■ **GIVEN PROBLEM**
Repeat the material below exactly, line for line.

(Saved data entries)
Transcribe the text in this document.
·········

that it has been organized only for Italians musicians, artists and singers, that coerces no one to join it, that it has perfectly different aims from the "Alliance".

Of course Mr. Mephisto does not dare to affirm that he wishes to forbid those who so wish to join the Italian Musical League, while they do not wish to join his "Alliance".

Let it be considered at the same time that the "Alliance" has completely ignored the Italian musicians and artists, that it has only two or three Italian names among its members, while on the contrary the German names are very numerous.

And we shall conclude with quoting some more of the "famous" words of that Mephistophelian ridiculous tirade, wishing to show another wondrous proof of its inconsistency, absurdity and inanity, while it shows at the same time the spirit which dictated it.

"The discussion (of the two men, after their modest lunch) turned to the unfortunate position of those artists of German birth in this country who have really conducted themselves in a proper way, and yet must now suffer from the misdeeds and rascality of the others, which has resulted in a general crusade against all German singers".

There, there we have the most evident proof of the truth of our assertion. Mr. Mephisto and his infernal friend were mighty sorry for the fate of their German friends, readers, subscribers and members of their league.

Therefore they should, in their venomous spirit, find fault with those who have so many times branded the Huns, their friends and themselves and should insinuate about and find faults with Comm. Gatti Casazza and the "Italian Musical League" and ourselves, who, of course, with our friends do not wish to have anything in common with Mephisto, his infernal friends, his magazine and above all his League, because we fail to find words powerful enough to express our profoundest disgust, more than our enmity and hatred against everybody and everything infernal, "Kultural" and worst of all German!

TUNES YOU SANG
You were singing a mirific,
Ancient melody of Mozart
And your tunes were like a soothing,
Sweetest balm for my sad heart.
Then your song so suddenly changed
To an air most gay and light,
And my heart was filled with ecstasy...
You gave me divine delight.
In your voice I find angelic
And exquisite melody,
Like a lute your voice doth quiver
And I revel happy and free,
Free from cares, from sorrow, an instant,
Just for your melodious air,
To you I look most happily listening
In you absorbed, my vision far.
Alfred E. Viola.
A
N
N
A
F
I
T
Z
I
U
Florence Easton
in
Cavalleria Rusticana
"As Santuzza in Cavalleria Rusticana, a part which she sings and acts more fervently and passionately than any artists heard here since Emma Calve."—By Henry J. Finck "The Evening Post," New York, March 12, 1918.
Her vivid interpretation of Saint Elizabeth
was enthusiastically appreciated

■ **SOLUTION TO THE EXERCISE**
Transcribe the text in this document.
·········

that it has been organized only for Italians musicians, artists and singers, that coerces no one to join it, that it has perfectly different aims from the "Alliance".

Of course Mr. Mephisto does not dare to affirm that he wishes to forbid those who so wish to join the Italian Musical League, while they do not wish to join his "Alliance".

Let it be considered at the same time that the "Alliance" has completely ignored the Italian musicians and artists, that it has only two or three Italian names among its members, while on the contrary the German names are very numerous.

And we shall conclude with quoting some more of the "famous" words of that Mephistophelian ridiculous tirade, wishing to show another wondrous proof of its inconsistency, absurdity and inanity, while it shows at the same time the spirit which dictated it.

"The discussion (of the two men, after their modest lunch) turned to the unfortunate position of those artists of German birth in this country who have really conducted themselves in a proper way, and yet must now suffer from the misdeeds and rascality of the others, which has resulted in a general crusade against all German singers".

There, there we have the most evident proof of the truth of our assertion. Mr. Mephisto and his infernal friend were mighty sorry for the fate of their German friends, readers, subscribers and members of their league.

Therefore they should, in their venomous spirit, find fault with those who have so many times branded the Huns, their friends and themselves and should insinuate about and find faults with Comm. Gatti Casazza and the "Italian Musical League" and ourselves, who, of course, with our friends do not wish to have anything in common with Mephisto, his infernal friends, his magazine and above all his League, because we fail to find words powerful enough to express our profoundest disgust, more than our enmity and hatred against everybody and everything infernal, "Kultural" and worst of all German!

TUNES YOU SANG
You were singing a mirific,
Ancient melody of Mozart
And your tunes were like a soothing,
Sweetest balm for my sad heart.
Then your song so suddenly changed
To an air most gay and light,
And my heart was filled with ecstasy...
You gave me divine delight.
In your voice I find angelic
And exquisite melody,
Like a lute your voice doth quiver
And I revel happy and free,
Free from cares, from sorrow, an instant,
Just for your melodious air,
To you I look most happily listening
In you absorbed, my vision far.
Alfred E. Viola.
A
N
N
A
F
I
T
Z
I
U
Florence Easton
in
Cavalleria Rusticana
"As Santuzza in Cavalleria Rusticana, a part which she sings and acts more fervently and passionately than any artists heard here since Emma Calve."—By Henry J. Finck "The Evening Post," New York, March 12, 1918.
Her vivid interpretation of Saint Elizabeth
was enthusiastically appreciated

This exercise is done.